## The problem
Pictures aside, quote the whole listing exactly.

## Dataset content
>>>

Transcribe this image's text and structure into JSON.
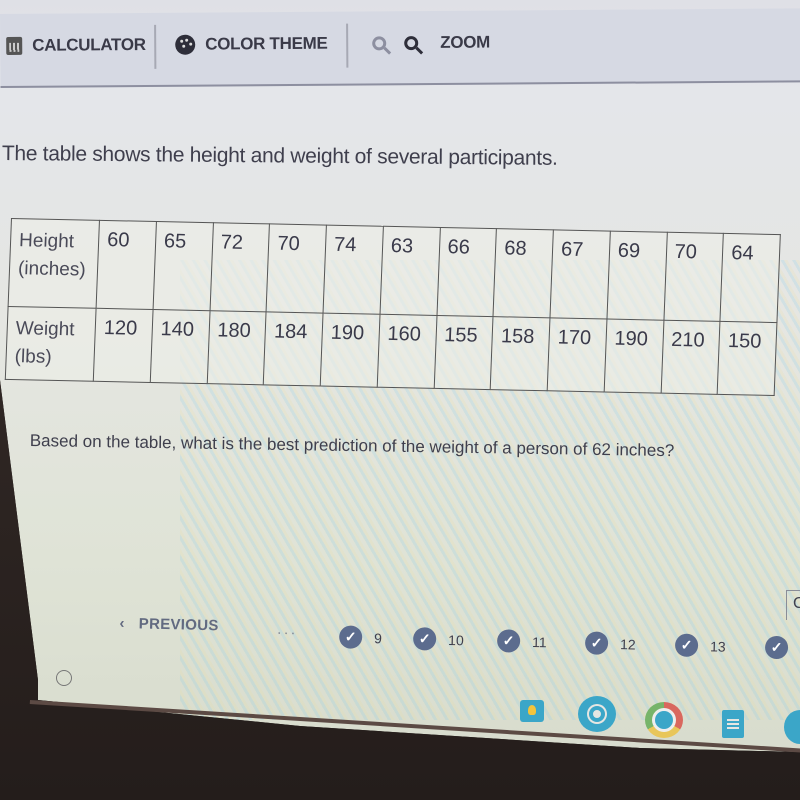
{
  "toolbar": {
    "calculator_label": "CALCULATOR",
    "color_theme_label": "COLOR THEME",
    "zoom_label": "ZOOM"
  },
  "prompt": "The table shows the height and weight of several participants.",
  "table": {
    "rows": [
      {
        "header_line1": "Height",
        "header_line2": "(inches)",
        "values": [
          "60",
          "65",
          "72",
          "70",
          "74",
          "63",
          "66",
          "68",
          "67",
          "69",
          "70",
          "64"
        ]
      },
      {
        "header_line1": "Weight",
        "header_line2": "(lbs)",
        "values": [
          "120",
          "140",
          "180",
          "184",
          "190",
          "160",
          "155",
          "158",
          "170",
          "190",
          "210",
          "150"
        ]
      }
    ]
  },
  "question": "Based on the table, what is the best prediction of the weight of a person of 62 inches?",
  "navigation": {
    "previous_label": "PREVIOUS",
    "previous_chevron": "‹",
    "ellipsis": "...",
    "questions": [
      {
        "number": "9",
        "status": "answered"
      },
      {
        "number": "10",
        "status": "answered"
      },
      {
        "number": "11",
        "status": "answered"
      },
      {
        "number": "12",
        "status": "answered"
      },
      {
        "number": "13",
        "status": "answered"
      },
      {
        "number": "",
        "status": "answered"
      }
    ],
    "cut_button_label": "C"
  },
  "shelf": {
    "apps": [
      "keep-icon",
      "camera-icon",
      "chrome-icon",
      "docs-icon",
      "app-icon"
    ]
  },
  "colors": {
    "check_badge": "#5c6c8e",
    "toolbar_bg": "#d6d9e3",
    "text": "#3f3f4d",
    "shelf_accent": "#3ba6c8"
  }
}
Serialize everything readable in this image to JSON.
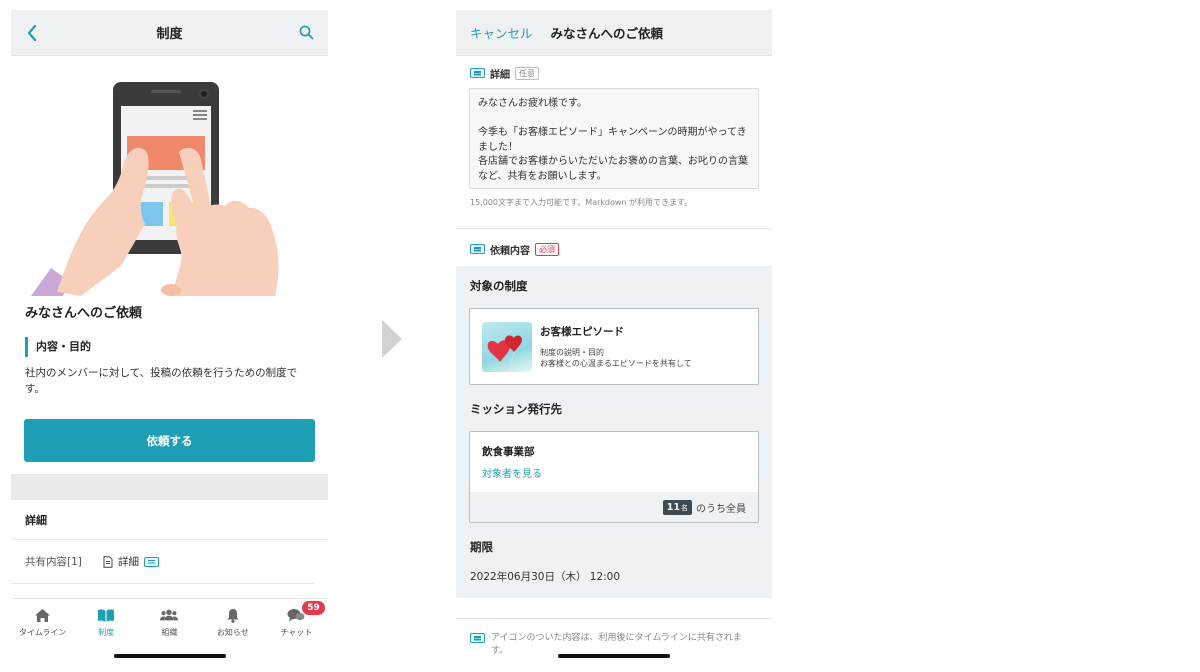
{
  "left": {
    "nav": {
      "title": "制度"
    },
    "page_title": "みなさんへのご依頼",
    "purpose_label": "内容・目的",
    "purpose_text": "社内のメンバーに対して、投稿の依頼を行うための制度です。",
    "request_button": "依頼する",
    "detail_header": "詳細",
    "share_label": "共有内容[1]",
    "share_doc": "詳細",
    "tabs": [
      {
        "label": "タイムライン",
        "icon": "home-icon"
      },
      {
        "label": "制度",
        "icon": "book-icon"
      },
      {
        "label": "組織",
        "icon": "people-icon"
      },
      {
        "label": "お知らせ",
        "icon": "bell-icon"
      },
      {
        "label": "チャット",
        "icon": "chat-icon",
        "badge": "59"
      }
    ]
  },
  "right": {
    "nav": {
      "cancel": "キャンセル",
      "title": "みなさんへのご依頼"
    },
    "detail_label": "詳細",
    "optional_tag": "任意",
    "message": "みなさんお疲れ様です。\n\n今季も「お客様エピソード」キャンペーンの時期がやってきました！\n各店舗でお客様からいただいたお褒めの言葉、お叱りの言葉など、共有をお願いします。",
    "hint": "15,000文字まで入力可能です。Markdown が利用できます。",
    "request_label": "依頼内容",
    "required_tag": "必須",
    "target_policy_heading": "対象の制度",
    "policy": {
      "title": "お客様エピソード",
      "desc1": "制度の説明・目的",
      "desc2": "お客様との心温まるエピソードを共有して"
    },
    "mission_heading": "ミッション発行先",
    "mission": {
      "dept": "飲食事業部",
      "see_link": "対象者を見る",
      "count": "11",
      "count_unit": "名",
      "count_suffix": "のうち全員"
    },
    "deadline_heading": "期限",
    "deadline": "2022年06月30日（木） 12:00",
    "footnote": "アイコンのついた内容は、利用後にタイムラインに共有されます。"
  },
  "colors": {
    "accent": "#1e9fb5",
    "badge": "#e53950"
  }
}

<<<

## Output for this task
Transcribe this image's text and structure into JSON.
{
  "toolbar": {
    "calculator_label": "CALCULATOR",
    "color_theme_label": "COLOR THEME",
    "zoom_label": "ZOOM"
  },
  "prompt": "The table shows the height and weight of several participants.",
  "table": {
    "rows": [
      {
        "header_line1": "Height",
        "header_line2": "(inches)",
        "values": [
          "60",
          "65",
          "72",
          "70",
          "74",
          "63",
          "66",
          "68",
          "67",
          "69",
          "70",
          "64"
        ]
      },
      {
        "header_line1": "Weight",
        "header_line2": "(lbs)",
        "values": [
          "120",
          "140",
          "180",
          "184",
          "190",
          "160",
          "155",
          "158",
          "170",
          "190",
          "210",
          "150"
        ]
      }
    ]
  },
  "question": "Based on the table, what is the best prediction of the weight of a person of 62 inches?",
  "navigation": {
    "previous_label": "PREVIOUS",
    "previous_chevron": "‹",
    "ellipsis": "...",
    "questions": [
      {
        "number": "9",
        "status": "answered"
      },
      {
        "number": "10",
        "status": "answered"
      },
      {
        "number": "11",
        "status": "answered"
      },
      {
        "number": "12",
        "status": "answered"
      },
      {
        "number": "13",
        "status": "answered"
      },
      {
        "number": "",
        "status": "answered"
      }
    ],
    "cut_button_label": "C"
  },
  "shelf": {
    "apps": [
      "keep-icon",
      "camera-icon",
      "chrome-icon",
      "docs-icon",
      "app-icon"
    ]
  },
  "colors": {
    "check_badge": "#5c6c8e",
    "toolbar_bg": "#d6d9e3",
    "text": "#3f3f4d",
    "shelf_accent": "#3ba6c8"
  }
}
Serialize everything readable in this image to JSON.
{
  "left": {
    "nav": {
      "title": "制度"
    },
    "page_title": "みなさんへのご依頼",
    "purpose_label": "内容・目的",
    "purpose_text": "社内のメンバーに対して、投稿の依頼を行うための制度です。",
    "request_button": "依頼する",
    "detail_header": "詳細",
    "share_label": "共有内容[1]",
    "share_doc": "詳細",
    "tabs": [
      {
        "label": "タイムライン",
        "icon": "home-icon"
      },
      {
        "label": "制度",
        "icon": "book-icon"
      },
      {
        "label": "組織",
        "icon": "people-icon"
      },
      {
        "label": "お知らせ",
        "icon": "bell-icon"
      },
      {
        "label": "チャット",
        "icon": "chat-icon",
        "badge": "59"
      }
    ]
  },
  "right": {
    "nav": {
      "cancel": "キャンセル",
      "title": "みなさんへのご依頼"
    },
    "detail_label": "詳細",
    "optional_tag": "任意",
    "message": "みなさんお疲れ様です。\n\n今季も「お客様エピソード」キャンペーンの時期がやってきました！\n各店舗でお客様からいただいたお褒めの言葉、お叱りの言葉など、共有をお願いします。",
    "hint": "15,000文字まで入力可能です。Markdown が利用できます。",
    "request_label": "依頼内容",
    "required_tag": "必須",
    "target_policy_heading": "対象の制度",
    "policy": {
      "title": "お客様エピソード",
      "desc1": "制度の説明・目的",
      "desc2": "お客様との心温まるエピソードを共有して"
    },
    "mission_heading": "ミッション発行先",
    "mission": {
      "dept": "飲食事業部",
      "see_link": "対象者を見る",
      "count": "11",
      "count_unit": "名",
      "count_suffix": "のうち全員"
    },
    "deadline_heading": "期限",
    "deadline": "2022年06月30日（木） 12:00",
    "footnote": "アイコンのついた内容は、利用後にタイムラインに共有されます。"
  },
  "colors": {
    "accent": "#1e9fb5",
    "badge": "#e53950"
  }
}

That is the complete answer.